Entries taken from a collection
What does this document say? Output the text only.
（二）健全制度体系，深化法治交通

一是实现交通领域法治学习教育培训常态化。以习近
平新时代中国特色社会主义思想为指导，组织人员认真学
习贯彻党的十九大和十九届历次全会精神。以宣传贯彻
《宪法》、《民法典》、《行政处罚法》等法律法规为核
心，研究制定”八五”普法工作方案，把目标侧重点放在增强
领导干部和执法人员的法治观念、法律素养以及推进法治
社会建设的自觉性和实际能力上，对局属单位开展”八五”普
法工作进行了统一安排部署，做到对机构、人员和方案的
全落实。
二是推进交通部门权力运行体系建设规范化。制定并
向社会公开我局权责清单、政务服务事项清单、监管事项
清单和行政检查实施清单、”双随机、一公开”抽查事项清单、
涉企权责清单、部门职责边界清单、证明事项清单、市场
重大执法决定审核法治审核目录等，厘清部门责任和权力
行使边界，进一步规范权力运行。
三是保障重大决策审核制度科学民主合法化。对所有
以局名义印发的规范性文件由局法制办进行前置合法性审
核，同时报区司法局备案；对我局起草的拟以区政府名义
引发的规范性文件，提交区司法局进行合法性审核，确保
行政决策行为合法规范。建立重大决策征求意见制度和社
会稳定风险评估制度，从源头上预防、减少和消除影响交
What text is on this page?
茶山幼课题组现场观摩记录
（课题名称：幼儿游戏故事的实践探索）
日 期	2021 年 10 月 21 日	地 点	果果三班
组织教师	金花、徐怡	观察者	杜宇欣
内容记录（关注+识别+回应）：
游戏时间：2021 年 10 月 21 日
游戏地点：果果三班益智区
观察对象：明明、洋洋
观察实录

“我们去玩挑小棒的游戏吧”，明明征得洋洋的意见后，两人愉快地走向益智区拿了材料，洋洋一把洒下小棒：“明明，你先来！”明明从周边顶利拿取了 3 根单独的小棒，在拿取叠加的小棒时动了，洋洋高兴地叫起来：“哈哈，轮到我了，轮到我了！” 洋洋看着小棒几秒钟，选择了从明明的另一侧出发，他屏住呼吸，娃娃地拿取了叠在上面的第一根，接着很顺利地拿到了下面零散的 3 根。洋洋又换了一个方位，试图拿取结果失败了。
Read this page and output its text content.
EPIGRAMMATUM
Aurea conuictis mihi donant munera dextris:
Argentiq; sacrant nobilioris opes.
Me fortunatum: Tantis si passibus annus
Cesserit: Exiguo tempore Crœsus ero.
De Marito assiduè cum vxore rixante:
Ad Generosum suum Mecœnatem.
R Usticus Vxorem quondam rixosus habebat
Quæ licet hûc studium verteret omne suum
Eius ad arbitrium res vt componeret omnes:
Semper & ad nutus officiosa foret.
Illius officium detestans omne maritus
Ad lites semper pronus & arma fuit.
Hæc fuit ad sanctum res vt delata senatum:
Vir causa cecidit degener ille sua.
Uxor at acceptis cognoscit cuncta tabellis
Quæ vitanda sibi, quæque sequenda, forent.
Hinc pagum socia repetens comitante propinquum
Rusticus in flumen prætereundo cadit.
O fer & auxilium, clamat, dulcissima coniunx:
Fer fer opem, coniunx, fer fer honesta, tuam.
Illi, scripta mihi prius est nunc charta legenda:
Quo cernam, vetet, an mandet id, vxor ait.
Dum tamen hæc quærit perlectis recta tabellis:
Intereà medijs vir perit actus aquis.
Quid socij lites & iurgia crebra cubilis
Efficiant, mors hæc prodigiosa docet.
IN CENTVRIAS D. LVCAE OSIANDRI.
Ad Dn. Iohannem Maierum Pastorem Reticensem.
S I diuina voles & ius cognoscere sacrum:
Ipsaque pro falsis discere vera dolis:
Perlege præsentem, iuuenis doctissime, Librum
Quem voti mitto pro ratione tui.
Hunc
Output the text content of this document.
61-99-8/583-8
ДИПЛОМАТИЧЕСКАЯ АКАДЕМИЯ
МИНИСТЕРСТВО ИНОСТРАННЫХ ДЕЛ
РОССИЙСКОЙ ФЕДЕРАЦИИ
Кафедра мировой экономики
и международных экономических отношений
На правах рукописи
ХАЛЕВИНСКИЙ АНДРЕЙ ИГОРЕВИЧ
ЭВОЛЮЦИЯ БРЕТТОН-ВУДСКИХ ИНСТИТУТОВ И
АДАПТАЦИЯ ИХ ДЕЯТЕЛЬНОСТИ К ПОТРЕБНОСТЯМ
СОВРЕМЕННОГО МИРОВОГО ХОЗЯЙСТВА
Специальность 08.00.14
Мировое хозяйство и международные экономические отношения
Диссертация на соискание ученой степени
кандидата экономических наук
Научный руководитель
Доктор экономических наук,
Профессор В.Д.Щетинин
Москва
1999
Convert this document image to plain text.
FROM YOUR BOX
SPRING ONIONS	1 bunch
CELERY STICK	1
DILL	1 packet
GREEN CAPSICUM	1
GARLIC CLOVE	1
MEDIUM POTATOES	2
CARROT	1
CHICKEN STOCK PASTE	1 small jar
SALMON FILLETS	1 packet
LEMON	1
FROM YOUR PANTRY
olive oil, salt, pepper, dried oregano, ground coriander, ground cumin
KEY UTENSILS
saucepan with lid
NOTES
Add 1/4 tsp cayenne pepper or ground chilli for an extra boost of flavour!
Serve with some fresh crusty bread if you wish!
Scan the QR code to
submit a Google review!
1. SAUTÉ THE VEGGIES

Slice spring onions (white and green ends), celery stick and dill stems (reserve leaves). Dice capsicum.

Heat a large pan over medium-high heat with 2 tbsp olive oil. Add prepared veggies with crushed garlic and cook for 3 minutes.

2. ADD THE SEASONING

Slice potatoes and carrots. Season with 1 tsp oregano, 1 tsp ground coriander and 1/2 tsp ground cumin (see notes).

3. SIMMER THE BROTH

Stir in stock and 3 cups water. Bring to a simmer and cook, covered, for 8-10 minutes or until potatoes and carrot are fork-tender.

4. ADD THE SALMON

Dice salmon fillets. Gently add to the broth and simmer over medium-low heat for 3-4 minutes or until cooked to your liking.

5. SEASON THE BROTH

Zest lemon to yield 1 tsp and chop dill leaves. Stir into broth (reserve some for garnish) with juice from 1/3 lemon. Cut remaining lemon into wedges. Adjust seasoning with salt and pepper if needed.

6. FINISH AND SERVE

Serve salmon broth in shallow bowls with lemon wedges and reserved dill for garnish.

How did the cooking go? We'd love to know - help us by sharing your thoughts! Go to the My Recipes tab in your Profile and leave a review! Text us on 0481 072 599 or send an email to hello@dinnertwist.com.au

* **Goal of the exercise**: Set every line of the listing down word for word.

* **The solution**:
What does this document say? Output the text only.
（二）健全制度体系，深化法治交通

一是实现交通领域法治学习教育培训常态化。以习近
平新时代中国特色社会主义思想为指导，组织人员认真学
习贯彻党的十九大和十九届历次全会精神。以宣传贯彻
《宪法》、《民法典》、《行政处罚法》等法律法规为核
心，研究制定”八五”普法工作方案，把目标侧重点放在增强
领导干部和执法人员的法治观念、法律素养以及推进法治
社会建设的自觉性和实际能力上，对局属单位开展”八五”普
法工作进行了统一安排部署，做到对机构、人员和方案的
全落实。
二是推进交通部门权力运行体系建设规范化。制定并
向社会公开我局权责清单、政务服务事项清单、监管事项
清单和行政检查实施清单、”双随机、一公开”抽查事项清单、
涉企权责清单、部门职责边界清单、证明事项清单、市场
重大执法决定审核法治审核目录等，厘清部门责任和权力
行使边界，进一步规范权力运行。
三是保障重大决策审核制度科学民主合法化。对所有
以局名义印发的规范性文件由局法制办进行前置合法性审
核，同时报区司法局备案；对我局起草的拟以区政府名义
引发的规范性文件，提交区司法局进行合法性审核，确保
行政决策行为合法规范。建立重大决策征求意见制度和社
会稳定风险评估制度，从源头上预防、减少和消除影响交
What text is on this page?
茶山幼课题组现场观摩记录
（课题名称：幼儿游戏故事的实践探索）
日 期	2021 年 10 月 21 日	地 点	果果三班
组织教师	金花、徐怡	观察者	杜宇欣
内容记录（关注+识别+回应）：
游戏时间：2021 年 10 月 21 日
游戏地点：果果三班益智区
观察对象：明明、洋洋
观察实录

“我们去玩挑小棒的游戏吧”，明明征得洋洋的意见后，两人愉快地走向益智区拿了材料，洋洋一把洒下小棒：“明明，你先来！”明明从周边顶利拿取了 3 根单独的小棒，在拿取叠加的小棒时动了，洋洋高兴地叫起来：“哈哈，轮到我了，轮到我了！” 洋洋看着小棒几秒钟，选择了从明明的另一侧出发，他屏住呼吸，娃娃地拿取了叠在上面的第一根，接着很顺利地拿到了下面零散的 3 根。洋洋又换了一个方位，试图拿取结果失败了。
Read this page and output its text content.
EPIGRAMMATUM
Aurea conuictis mihi donant munera dextris:
Argentiq; sacrant nobilioris opes.
Me fortunatum: Tantis si passibus annus
Cesserit: Exiguo tempore Crœsus ero.
De Marito assiduè cum vxore rixante:
Ad Generosum suum Mecœnatem.
R Usticus Vxorem quondam rixosus habebat
Quæ licet hûc studium verteret omne suum
Eius ad arbitrium res vt componeret omnes:
Semper & ad nutus officiosa foret.
Illius officium detestans omne maritus
Ad lites semper pronus & arma fuit.
Hæc fuit ad sanctum res vt delata senatum:
Vir causa cecidit degener ille sua.
Uxor at acceptis cognoscit cuncta tabellis
Quæ vitanda sibi, quæque sequenda, forent.
Hinc pagum socia repetens comitante propinquum
Rusticus in flumen prætereundo cadit.
O fer & auxilium, clamat, dulcissima coniunx:
Fer fer opem, coniunx, fer fer honesta, tuam.
Illi, scripta mihi prius est nunc charta legenda:
Quo cernam, vetet, an mandet id, vxor ait.
Dum tamen hæc quærit perlectis recta tabellis:
Intereà medijs vir perit actus aquis.
Quid socij lites & iurgia crebra cubilis
Efficiant, mors hæc prodigiosa docet.
IN CENTVRIAS D. LVCAE OSIANDRI.
Ad Dn. Iohannem Maierum Pastorem Reticensem.
S I diuina voles & ius cognoscere sacrum:
Ipsaque pro falsis discere vera dolis:
Perlege præsentem, iuuenis doctissime, Librum
Quem voti mitto pro ratione tui.
Hunc
Output the text content of this document.
61-99-8/583-8
ДИПЛОМАТИЧЕСКАЯ АКАДЕМИЯ
МИНИСТЕРСТВО ИНОСТРАННЫХ ДЕЛ
РОССИЙСКОЙ ФЕДЕРАЦИИ
Кафедра мировой экономики
и международных экономических отношений
На правах рукописи
ХАЛЕВИНСКИЙ АНДРЕЙ ИГОРЕВИЧ
ЭВОЛЮЦИЯ БРЕТТОН-ВУДСКИХ ИНСТИТУТОВ И
АДАПТАЦИЯ ИХ ДЕЯТЕЛЬНОСТИ К ПОТРЕБНОСТЯМ
СОВРЕМЕННОГО МИРОВОГО ХОЗЯЙСТВА
Специальность 08.00.14
Мировое хозяйство и международные экономические отношения
Диссертация на соискание ученой степени
кандидата экономических наук
Научный руководитель
Доктор экономических наук,
Профессор В.Д.Щетинин
Москва
1999
Convert this document image to plain text.
FROM YOUR BOX
SPRING ONIONS	1 bunch
CELERY STICK	1
DILL	1 packet
GREEN CAPSICUM	1
GARLIC CLOVE	1
MEDIUM POTATOES	2
CARROT	1
CHICKEN STOCK PASTE	1 small jar
SALMON FILLETS	1 packet
LEMON	1
FROM YOUR PANTRY
olive oil, salt, pepper, dried oregano, ground coriander, ground cumin
KEY UTENSILS
saucepan with lid
NOTES
Add 1/4 tsp cayenne pepper or ground chilli for an extra boost of flavour!
Serve with some fresh crusty bread if you wish!
Scan the QR code to
submit a Google review!
1. SAUTÉ THE VEGGIES

Slice spring onions (white and green ends), celery stick and dill stems (reserve leaves). Dice capsicum.

Heat a large pan over medium-high heat with 2 tbsp olive oil. Add prepared veggies with crushed garlic and cook for 3 minutes.

2. ADD THE SEASONING

Slice potatoes and carrots. Season with 1 tsp oregano, 1 tsp ground coriander and 1/2 tsp ground cumin (see notes).

3. SIMMER THE BROTH

Stir in stock and 3 cups water. Bring to a simmer and cook, covered, for 8-10 minutes or until potatoes and carrot are fork-tender.

4. ADD THE SALMON

Dice salmon fillets. Gently add to the broth and simmer over medium-low heat for 3-4 minutes or until cooked to your liking.

5. SEASON THE BROTH

Zest lemon to yield 1 tsp and chop dill leaves. Stir into broth (reserve some for garnish) with juice from 1/3 lemon. Cut remaining lemon into wedges. Adjust seasoning with salt and pepper if needed.

6. FINISH AND SERVE

Serve salmon broth in shallow bowls with lemon wedges and reserved dill for garnish.

How did the cooking go? We'd love to know - help us by sharing your thoughts! Go to the My Recipes tab in your Profile and leave a review! Text us on 0481 072 599 or send an email to hello@dinnertwist.com.au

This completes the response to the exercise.